:: Input rows ::
★ ★ ★ ★ ★
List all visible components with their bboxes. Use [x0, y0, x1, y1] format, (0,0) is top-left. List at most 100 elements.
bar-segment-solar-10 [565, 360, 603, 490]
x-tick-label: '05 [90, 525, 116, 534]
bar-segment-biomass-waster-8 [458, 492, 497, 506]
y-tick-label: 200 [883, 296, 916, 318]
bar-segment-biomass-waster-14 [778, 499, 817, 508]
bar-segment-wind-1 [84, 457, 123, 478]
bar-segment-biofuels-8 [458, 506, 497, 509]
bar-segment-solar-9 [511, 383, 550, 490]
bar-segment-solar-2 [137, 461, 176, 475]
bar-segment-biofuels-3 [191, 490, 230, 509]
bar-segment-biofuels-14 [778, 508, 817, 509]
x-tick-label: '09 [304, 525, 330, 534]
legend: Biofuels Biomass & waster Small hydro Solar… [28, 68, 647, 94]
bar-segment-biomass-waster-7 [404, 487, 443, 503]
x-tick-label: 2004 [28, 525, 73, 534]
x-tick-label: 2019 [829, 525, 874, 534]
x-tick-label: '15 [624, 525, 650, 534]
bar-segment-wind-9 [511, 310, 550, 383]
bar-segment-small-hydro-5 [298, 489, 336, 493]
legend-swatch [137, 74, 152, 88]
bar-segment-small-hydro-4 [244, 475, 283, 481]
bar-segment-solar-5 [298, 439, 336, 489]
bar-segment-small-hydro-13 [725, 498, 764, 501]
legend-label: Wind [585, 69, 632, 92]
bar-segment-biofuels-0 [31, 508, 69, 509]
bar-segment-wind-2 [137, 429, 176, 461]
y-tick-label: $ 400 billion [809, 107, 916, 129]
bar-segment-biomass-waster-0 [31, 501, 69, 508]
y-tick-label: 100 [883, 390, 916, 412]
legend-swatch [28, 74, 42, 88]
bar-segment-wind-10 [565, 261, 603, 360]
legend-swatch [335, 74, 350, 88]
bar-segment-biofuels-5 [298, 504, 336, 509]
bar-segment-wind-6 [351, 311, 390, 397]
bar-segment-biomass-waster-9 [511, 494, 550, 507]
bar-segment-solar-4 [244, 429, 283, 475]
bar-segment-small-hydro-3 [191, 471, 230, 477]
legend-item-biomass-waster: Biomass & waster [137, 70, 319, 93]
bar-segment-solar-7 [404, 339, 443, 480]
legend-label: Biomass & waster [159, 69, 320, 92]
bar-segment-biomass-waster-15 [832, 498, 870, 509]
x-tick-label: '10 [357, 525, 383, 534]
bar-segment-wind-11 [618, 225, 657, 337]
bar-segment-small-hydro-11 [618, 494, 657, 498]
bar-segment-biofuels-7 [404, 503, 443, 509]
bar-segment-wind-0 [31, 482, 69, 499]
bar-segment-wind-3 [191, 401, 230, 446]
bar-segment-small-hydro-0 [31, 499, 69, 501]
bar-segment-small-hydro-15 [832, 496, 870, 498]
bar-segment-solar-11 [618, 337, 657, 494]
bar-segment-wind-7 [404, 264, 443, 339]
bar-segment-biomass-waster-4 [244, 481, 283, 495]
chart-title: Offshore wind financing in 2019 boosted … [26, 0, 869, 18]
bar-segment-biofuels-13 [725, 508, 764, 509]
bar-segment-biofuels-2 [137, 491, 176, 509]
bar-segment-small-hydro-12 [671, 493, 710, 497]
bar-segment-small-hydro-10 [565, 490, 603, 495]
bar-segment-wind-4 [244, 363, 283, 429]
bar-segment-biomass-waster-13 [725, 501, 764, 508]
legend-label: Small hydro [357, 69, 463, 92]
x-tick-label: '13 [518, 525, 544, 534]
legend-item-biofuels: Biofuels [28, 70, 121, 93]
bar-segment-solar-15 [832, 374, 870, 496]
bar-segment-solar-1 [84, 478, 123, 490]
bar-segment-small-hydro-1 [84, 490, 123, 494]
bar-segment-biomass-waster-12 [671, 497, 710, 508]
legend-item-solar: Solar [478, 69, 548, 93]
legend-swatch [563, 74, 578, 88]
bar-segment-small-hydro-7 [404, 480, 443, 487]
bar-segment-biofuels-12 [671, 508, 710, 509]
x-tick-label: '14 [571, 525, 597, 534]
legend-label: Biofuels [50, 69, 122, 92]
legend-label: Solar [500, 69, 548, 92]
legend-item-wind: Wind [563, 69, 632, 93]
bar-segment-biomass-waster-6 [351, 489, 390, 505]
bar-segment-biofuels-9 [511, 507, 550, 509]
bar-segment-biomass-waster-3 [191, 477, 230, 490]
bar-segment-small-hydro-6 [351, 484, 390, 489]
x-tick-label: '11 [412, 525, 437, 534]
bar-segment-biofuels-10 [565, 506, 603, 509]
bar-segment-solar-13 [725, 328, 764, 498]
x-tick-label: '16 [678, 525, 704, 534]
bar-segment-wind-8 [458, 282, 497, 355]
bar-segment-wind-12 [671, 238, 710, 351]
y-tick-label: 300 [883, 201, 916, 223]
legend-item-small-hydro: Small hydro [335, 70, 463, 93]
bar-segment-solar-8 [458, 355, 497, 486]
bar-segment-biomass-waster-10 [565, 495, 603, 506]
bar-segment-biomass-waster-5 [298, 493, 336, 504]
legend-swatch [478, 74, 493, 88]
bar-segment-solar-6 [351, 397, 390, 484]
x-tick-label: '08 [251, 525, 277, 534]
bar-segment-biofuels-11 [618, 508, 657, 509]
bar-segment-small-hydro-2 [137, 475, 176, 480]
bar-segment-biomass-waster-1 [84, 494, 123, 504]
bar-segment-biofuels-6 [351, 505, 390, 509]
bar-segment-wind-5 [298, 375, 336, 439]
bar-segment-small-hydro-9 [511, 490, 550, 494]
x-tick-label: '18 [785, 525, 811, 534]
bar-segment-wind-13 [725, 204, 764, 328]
★ ★ ★ ★ ★
:: Task prompt ::
Print all of the data above again, line for line and character for character, with no changes.

:: Answer to the exercise ::
List all visible components with their bboxes. Use [x0, y0, x1, y1] format, (0,0) is top-left. List at most 100 elements.
bar-segment-solar-10 [565, 360, 603, 490]
x-tick-label: '05 [90, 525, 116, 534]
bar-segment-biomass-waster-8 [458, 492, 497, 506]
y-tick-label: 200 [883, 296, 916, 318]
bar-segment-biomass-waster-14 [778, 499, 817, 508]
bar-segment-wind-1 [84, 457, 123, 478]
bar-segment-biofuels-8 [458, 506, 497, 509]
bar-segment-solar-9 [511, 383, 550, 490]
bar-segment-solar-2 [137, 461, 176, 475]
bar-segment-biofuels-3 [191, 490, 230, 509]
bar-segment-biofuels-14 [778, 508, 817, 509]
x-tick-label: '09 [304, 525, 330, 534]
legend: Biofuels Biomass & waster Small hydro Solar… [28, 68, 647, 94]
bar-segment-biomass-waster-7 [404, 487, 443, 503]
x-tick-label: 2004 [28, 525, 73, 534]
x-tick-label: 2019 [829, 525, 874, 534]
x-tick-label: '15 [624, 525, 650, 534]
bar-segment-wind-9 [511, 310, 550, 383]
bar-segment-small-hydro-5 [298, 489, 336, 493]
legend-swatch [137, 74, 152, 88]
bar-segment-small-hydro-4 [244, 475, 283, 481]
bar-segment-solar-5 [298, 439, 336, 489]
bar-segment-small-hydro-13 [725, 498, 764, 501]
legend-label: Wind [585, 69, 632, 92]
bar-segment-biofuels-0 [31, 508, 69, 509]
bar-segment-wind-2 [137, 429, 176, 461]
y-tick-label: $ 400 billion [809, 107, 916, 129]
bar-segment-biomass-waster-0 [31, 501, 69, 508]
y-tick-label: 100 [883, 390, 916, 412]
legend-swatch [28, 74, 42, 88]
bar-segment-wind-10 [565, 261, 603, 360]
legend-swatch [335, 74, 350, 88]
bar-segment-biofuels-5 [298, 504, 336, 509]
bar-segment-wind-6 [351, 311, 390, 397]
bar-segment-biomass-waster-9 [511, 494, 550, 507]
bar-segment-solar-4 [244, 429, 283, 475]
bar-segment-small-hydro-3 [191, 471, 230, 477]
legend-item-biomass-waster: Biomass & waster [137, 70, 319, 93]
bar-segment-solar-7 [404, 339, 443, 480]
legend-label: Biomass & waster [159, 69, 320, 92]
bar-segment-biomass-waster-15 [832, 498, 870, 509]
x-tick-label: '10 [357, 525, 383, 534]
bar-segment-wind-11 [618, 225, 657, 337]
bar-segment-small-hydro-11 [618, 494, 657, 498]
bar-segment-biofuels-7 [404, 503, 443, 509]
bar-segment-wind-0 [31, 482, 69, 499]
bar-segment-wind-3 [191, 401, 230, 446]
bar-segment-small-hydro-0 [31, 499, 69, 501]
bar-segment-small-hydro-15 [832, 496, 870, 498]
bar-segment-solar-11 [618, 337, 657, 494]
bar-segment-wind-7 [404, 264, 443, 339]
bar-segment-biomass-waster-4 [244, 481, 283, 495]
chart-title: Offshore wind financing in 2019 boosted … [26, 0, 869, 18]
bar-segment-biofuels-13 [725, 508, 764, 509]
bar-segment-biofuels-2 [137, 491, 176, 509]
bar-segment-small-hydro-12 [671, 493, 710, 497]
bar-segment-small-hydro-10 [565, 490, 603, 495]
bar-segment-wind-4 [244, 363, 283, 429]
bar-segment-biomass-waster-13 [725, 501, 764, 508]
legend-label: Small hydro [357, 69, 463, 92]
x-tick-label: '13 [518, 525, 544, 534]
legend-item-biofuels: Biofuels [28, 70, 121, 93]
bar-segment-solar-15 [832, 374, 870, 496]
bar-segment-solar-1 [84, 478, 123, 490]
bar-segment-small-hydro-1 [84, 490, 123, 494]
bar-segment-biomass-waster-12 [671, 497, 710, 508]
legend-item-solar: Solar [478, 69, 548, 93]
legend-swatch [563, 74, 578, 88]
bar-segment-small-hydro-7 [404, 480, 443, 487]
bar-segment-biofuels-12 [671, 508, 710, 509]
x-tick-label: '14 [571, 525, 597, 534]
legend-label: Biofuels [50, 69, 122, 92]
legend-label: Solar [500, 69, 548, 92]
legend-item-wind: Wind [563, 69, 632, 93]
bar-segment-biomass-waster-6 [351, 489, 390, 505]
bar-segment-biofuels-9 [511, 507, 550, 509]
bar-segment-biomass-waster-3 [191, 477, 230, 490]
bar-segment-small-hydro-6 [351, 484, 390, 489]
x-tick-label: '11 [412, 525, 437, 534]
bar-segment-biofuels-10 [565, 506, 603, 509]
bar-segment-solar-13 [725, 328, 764, 498]
x-tick-label: '16 [678, 525, 704, 534]
bar-segment-wind-8 [458, 282, 497, 355]
bar-segment-wind-12 [671, 238, 710, 351]
y-tick-label: 300 [883, 201, 916, 223]
legend-item-small-hydro: Small hydro [335, 70, 463, 93]
bar-segment-solar-8 [458, 355, 497, 486]
bar-segment-biomass-waster-10 [565, 495, 603, 506]
bar-segment-biomass-waster-5 [298, 493, 336, 504]
legend-swatch [478, 74, 493, 88]
bar-segment-solar-6 [351, 397, 390, 484]
x-tick-label: '08 [251, 525, 277, 534]
bar-segment-biofuels-11 [618, 508, 657, 509]
bar-segment-small-hydro-2 [137, 475, 176, 480]
bar-segment-biomass-waster-1 [84, 494, 123, 504]
bar-segment-biofuels-6 [351, 505, 390, 509]
bar-segment-wind-5 [298, 375, 336, 439]
bar-segment-small-hydro-9 [511, 490, 550, 494]
x-tick-label: '18 [785, 525, 811, 534]
bar-segment-wind-13 [725, 204, 764, 328]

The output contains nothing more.